# START OF Exercise materials

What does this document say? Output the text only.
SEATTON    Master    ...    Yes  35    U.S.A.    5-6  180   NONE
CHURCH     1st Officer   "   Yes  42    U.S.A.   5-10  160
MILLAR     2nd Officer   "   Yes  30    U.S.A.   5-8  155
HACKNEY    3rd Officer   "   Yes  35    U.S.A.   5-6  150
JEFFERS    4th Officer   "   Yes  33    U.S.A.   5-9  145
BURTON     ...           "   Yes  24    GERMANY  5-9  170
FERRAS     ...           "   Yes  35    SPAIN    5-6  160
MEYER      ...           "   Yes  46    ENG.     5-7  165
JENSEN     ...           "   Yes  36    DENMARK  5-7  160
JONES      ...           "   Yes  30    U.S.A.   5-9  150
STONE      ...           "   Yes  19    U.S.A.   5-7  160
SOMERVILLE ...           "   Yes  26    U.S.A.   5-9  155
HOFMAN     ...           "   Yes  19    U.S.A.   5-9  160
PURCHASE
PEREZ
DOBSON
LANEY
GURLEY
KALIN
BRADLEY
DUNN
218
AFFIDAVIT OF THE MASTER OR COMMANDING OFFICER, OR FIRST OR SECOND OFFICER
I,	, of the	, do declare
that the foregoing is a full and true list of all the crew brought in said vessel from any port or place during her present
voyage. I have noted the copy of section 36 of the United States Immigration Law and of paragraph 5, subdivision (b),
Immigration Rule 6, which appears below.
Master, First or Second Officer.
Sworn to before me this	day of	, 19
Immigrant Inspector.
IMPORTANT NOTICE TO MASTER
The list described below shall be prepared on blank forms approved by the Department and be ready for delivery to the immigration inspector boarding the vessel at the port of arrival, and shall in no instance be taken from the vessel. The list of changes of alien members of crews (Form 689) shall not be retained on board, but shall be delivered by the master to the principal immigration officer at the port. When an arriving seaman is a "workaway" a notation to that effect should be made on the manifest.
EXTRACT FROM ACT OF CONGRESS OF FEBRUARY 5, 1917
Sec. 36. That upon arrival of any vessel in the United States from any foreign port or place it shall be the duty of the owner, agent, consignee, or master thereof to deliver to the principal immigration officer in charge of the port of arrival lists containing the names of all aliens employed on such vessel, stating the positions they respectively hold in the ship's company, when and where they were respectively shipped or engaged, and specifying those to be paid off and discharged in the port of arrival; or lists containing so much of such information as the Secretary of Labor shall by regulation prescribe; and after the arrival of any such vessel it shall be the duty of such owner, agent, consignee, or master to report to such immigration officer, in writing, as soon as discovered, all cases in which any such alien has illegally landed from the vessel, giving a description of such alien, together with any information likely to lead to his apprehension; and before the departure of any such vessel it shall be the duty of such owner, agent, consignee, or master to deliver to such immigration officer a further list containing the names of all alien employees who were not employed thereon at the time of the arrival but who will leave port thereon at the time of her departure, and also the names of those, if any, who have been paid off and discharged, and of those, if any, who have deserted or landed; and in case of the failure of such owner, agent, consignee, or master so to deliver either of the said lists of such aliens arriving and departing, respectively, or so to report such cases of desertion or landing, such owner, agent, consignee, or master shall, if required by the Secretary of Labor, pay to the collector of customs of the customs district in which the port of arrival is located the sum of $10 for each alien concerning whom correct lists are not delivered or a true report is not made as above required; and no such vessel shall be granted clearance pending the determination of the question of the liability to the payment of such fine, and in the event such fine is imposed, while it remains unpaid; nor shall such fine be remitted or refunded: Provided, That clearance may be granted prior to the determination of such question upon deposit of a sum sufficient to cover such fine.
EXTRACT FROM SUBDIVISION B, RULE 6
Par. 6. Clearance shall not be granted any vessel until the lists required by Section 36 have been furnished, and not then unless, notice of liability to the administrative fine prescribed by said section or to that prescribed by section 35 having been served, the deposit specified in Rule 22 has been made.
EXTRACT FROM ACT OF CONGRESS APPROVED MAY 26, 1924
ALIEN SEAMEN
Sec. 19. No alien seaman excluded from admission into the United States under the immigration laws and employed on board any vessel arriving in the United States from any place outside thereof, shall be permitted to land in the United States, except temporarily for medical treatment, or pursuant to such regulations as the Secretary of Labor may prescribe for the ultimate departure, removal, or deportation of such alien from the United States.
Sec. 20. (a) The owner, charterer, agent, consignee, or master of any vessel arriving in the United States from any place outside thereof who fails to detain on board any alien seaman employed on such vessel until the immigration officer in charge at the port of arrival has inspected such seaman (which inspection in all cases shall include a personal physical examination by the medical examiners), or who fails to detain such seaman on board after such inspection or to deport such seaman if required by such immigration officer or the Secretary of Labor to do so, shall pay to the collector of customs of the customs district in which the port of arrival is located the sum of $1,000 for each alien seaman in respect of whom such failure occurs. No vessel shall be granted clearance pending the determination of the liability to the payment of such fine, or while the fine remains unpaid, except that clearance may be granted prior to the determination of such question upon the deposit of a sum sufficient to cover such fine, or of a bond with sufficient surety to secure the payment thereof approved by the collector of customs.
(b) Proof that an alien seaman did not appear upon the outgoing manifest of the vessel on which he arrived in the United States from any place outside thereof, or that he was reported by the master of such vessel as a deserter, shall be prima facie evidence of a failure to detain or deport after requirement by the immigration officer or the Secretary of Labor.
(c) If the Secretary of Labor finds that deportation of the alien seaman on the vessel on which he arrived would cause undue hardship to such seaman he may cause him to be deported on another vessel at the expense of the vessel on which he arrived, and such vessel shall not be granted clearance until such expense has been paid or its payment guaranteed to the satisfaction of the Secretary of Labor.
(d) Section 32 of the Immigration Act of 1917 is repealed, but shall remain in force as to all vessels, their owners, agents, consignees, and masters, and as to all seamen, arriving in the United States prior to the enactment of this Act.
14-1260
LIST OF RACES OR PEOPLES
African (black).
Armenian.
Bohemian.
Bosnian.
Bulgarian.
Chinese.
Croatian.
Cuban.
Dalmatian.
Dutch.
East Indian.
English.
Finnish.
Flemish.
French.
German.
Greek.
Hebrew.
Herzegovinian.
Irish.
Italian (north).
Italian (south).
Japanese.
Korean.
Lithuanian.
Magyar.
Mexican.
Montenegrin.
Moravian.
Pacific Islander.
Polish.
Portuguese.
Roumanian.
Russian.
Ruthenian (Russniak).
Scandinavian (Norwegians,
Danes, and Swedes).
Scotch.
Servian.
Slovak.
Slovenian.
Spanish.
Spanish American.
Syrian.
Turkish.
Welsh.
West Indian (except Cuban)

# END OF Exercise materials

**Problem statement**
Exactly as shown, repeat every record.

**Output**
What does this document say? Output the text only.
SEATTON    Master    ...    Yes  35    U.S.A.    5-6  180   NONE
CHURCH     1st Officer   "   Yes  42    U.S.A.   5-10  160
MILLAR     2nd Officer   "   Yes  30    U.S.A.   5-8  155
HACKNEY    3rd Officer   "   Yes  35    U.S.A.   5-6  150
JEFFERS    4th Officer   "   Yes  33    U.S.A.   5-9  145
BURTON     ...           "   Yes  24    GERMANY  5-9  170
FERRAS     ...           "   Yes  35    SPAIN    5-6  160
MEYER      ...           "   Yes  46    ENG.     5-7  165
JENSEN     ...           "   Yes  36    DENMARK  5-7  160
JONES      ...           "   Yes  30    U.S.A.   5-9  150
STONE      ...           "   Yes  19    U.S.A.   5-7  160
SOMERVILLE ...           "   Yes  26    U.S.A.   5-9  155
HOFMAN     ...           "   Yes  19    U.S.A.   5-9  160
PURCHASE
PEREZ
DOBSON
LANEY
GURLEY
KALIN
BRADLEY
DUNN
218
AFFIDAVIT OF THE MASTER OR COMMANDING OFFICER, OR FIRST OR SECOND OFFICER
I,	, of the	, do declare
that the foregoing is a full and true list of all the crew brought in said vessel from any port or place during her present
voyage. I have noted the copy of section 36 of the United States Immigration Law and of paragraph 5, subdivision (b),
Immigration Rule 6, which appears below.
Master, First or Second Officer.
Sworn to before me this	day of	, 19
Immigrant Inspector.
IMPORTANT NOTICE TO MASTER
The list described below shall be prepared on blank forms approved by the Department and be ready for delivery to the immigration inspector boarding the vessel at the port of arrival, and shall in no instance be taken from the vessel. The list of changes of alien members of crews (Form 689) shall not be retained on board, but shall be delivered by the master to the principal immigration officer at the port. When an arriving seaman is a "workaway" a notation to that effect should be made on the manifest.
EXTRACT FROM ACT OF CONGRESS OF FEBRUARY 5, 1917
Sec. 36. That upon arrival of any vessel in the United States from any foreign port or place it shall be the duty of the owner, agent, consignee, or master thereof to deliver to the principal immigration officer in charge of the port of arrival lists containing the names of all aliens employed on such vessel, stating the positions they respectively hold in the ship's company, when and where they were respectively shipped or engaged, and specifying those to be paid off and discharged in the port of arrival; or lists containing so much of such information as the Secretary of Labor shall by regulation prescribe; and after the arrival of any such vessel it shall be the duty of such owner, agent, consignee, or master to report to such immigration officer, in writing, as soon as discovered, all cases in which any such alien has illegally landed from the vessel, giving a description of such alien, together with any information likely to lead to his apprehension; and before the departure of any such vessel it shall be the duty of such owner, agent, consignee, or master to deliver to such immigration officer a further list containing the names of all alien employees who were not employed thereon at the time of the arrival but who will leave port thereon at the time of her departure, and also the names of those, if any, who have been paid off and discharged, and of those, if any, who have deserted or landed; and in case of the failure of such owner, agent, consignee, or master so to deliver either of the said lists of such aliens arriving and departing, respectively, or so to report such cases of desertion or landing, such owner, agent, consignee, or master shall, if required by the Secretary of Labor, pay to the collector of customs of the customs district in which the port of arrival is located the sum of $10 for each alien concerning whom correct lists are not delivered or a true report is not made as above required; and no such vessel shall be granted clearance pending the determination of the question of the liability to the payment of such fine, and in the event such fine is imposed, while it remains unpaid; nor shall such fine be remitted or refunded: Provided, That clearance may be granted prior to the determination of such question upon deposit of a sum sufficient to cover such fine.
EXTRACT FROM SUBDIVISION B, RULE 6
Par. 6. Clearance shall not be granted any vessel until the lists required by Section 36 have been furnished, and not then unless, notice of liability to the administrative fine prescribed by said section or to that prescribed by section 35 having been served, the deposit specified in Rule 22 has been made.
EXTRACT FROM ACT OF CONGRESS APPROVED MAY 26, 1924
ALIEN SEAMEN
Sec. 19. No alien seaman excluded from admission into the United States under the immigration laws and employed on board any vessel arriving in the United States from any place outside thereof, shall be permitted to land in the United States, except temporarily for medical treatment, or pursuant to such regulations as the Secretary of Labor may prescribe for the ultimate departure, removal, or deportation of such alien from the United States.
Sec. 20. (a) The owner, charterer, agent, consignee, or master of any vessel arriving in the United States from any place outside thereof who fails to detain on board any alien seaman employed on such vessel until the immigration officer in charge at the port of arrival has inspected such seaman (which inspection in all cases shall include a personal physical examination by the medical examiners), or who fails to detain such seaman on board after such inspection or to deport such seaman if required by such immigration officer or the Secretary of Labor to do so, shall pay to the collector of customs of the customs district in which the port of arrival is located the sum of $1,000 for each alien seaman in respect of whom such failure occurs. No vessel shall be granted clearance pending the determination of the liability to the payment of such fine, or while the fine remains unpaid, except that clearance may be granted prior to the determination of such question upon the deposit of a sum sufficient to cover such fine, or of a bond with sufficient surety to secure the payment thereof approved by the collector of customs.
(b) Proof that an alien seaman did not appear upon the outgoing manifest of the vessel on which he arrived in the United States from any place outside thereof, or that he was reported by the master of such vessel as a deserter, shall be prima facie evidence of a failure to detain or deport after requirement by the immigration officer or the Secretary of Labor.
(c) If the Secretary of Labor finds that deportation of the alien seaman on the vessel on which he arrived would cause undue hardship to such seaman he may cause him to be deported on another vessel at the expense of the vessel on which he arrived, and such vessel shall not be granted clearance until such expense has been paid or its payment guaranteed to the satisfaction of the Secretary of Labor.
(d) Section 32 of the Immigration Act of 1917 is repealed, but shall remain in force as to all vessels, their owners, agents, consignees, and masters, and as to all seamen, arriving in the United States prior to the enactment of this Act.
14-1260
LIST OF RACES OR PEOPLES
African (black).
Armenian.
Bohemian.
Bosnian.
Bulgarian.
Chinese.
Croatian.
Cuban.
Dalmatian.
Dutch.
East Indian.
English.
Finnish.
Flemish.
French.
German.
Greek.
Hebrew.
Herzegovinian.
Irish.
Italian (north).
Italian (south).
Japanese.
Korean.
Lithuanian.
Magyar.
Mexican.
Montenegrin.
Moravian.
Pacific Islander.
Polish.
Portuguese.
Roumanian.
Russian.
Ruthenian (Russniak).
Scandinavian (Norwegians,
Danes, and Swedes).
Scotch.
Servian.
Slovak.
Slovenian.
Spanish.
Spanish American.
Syrian.
Turkish.
Welsh.
West Indian (except Cuban)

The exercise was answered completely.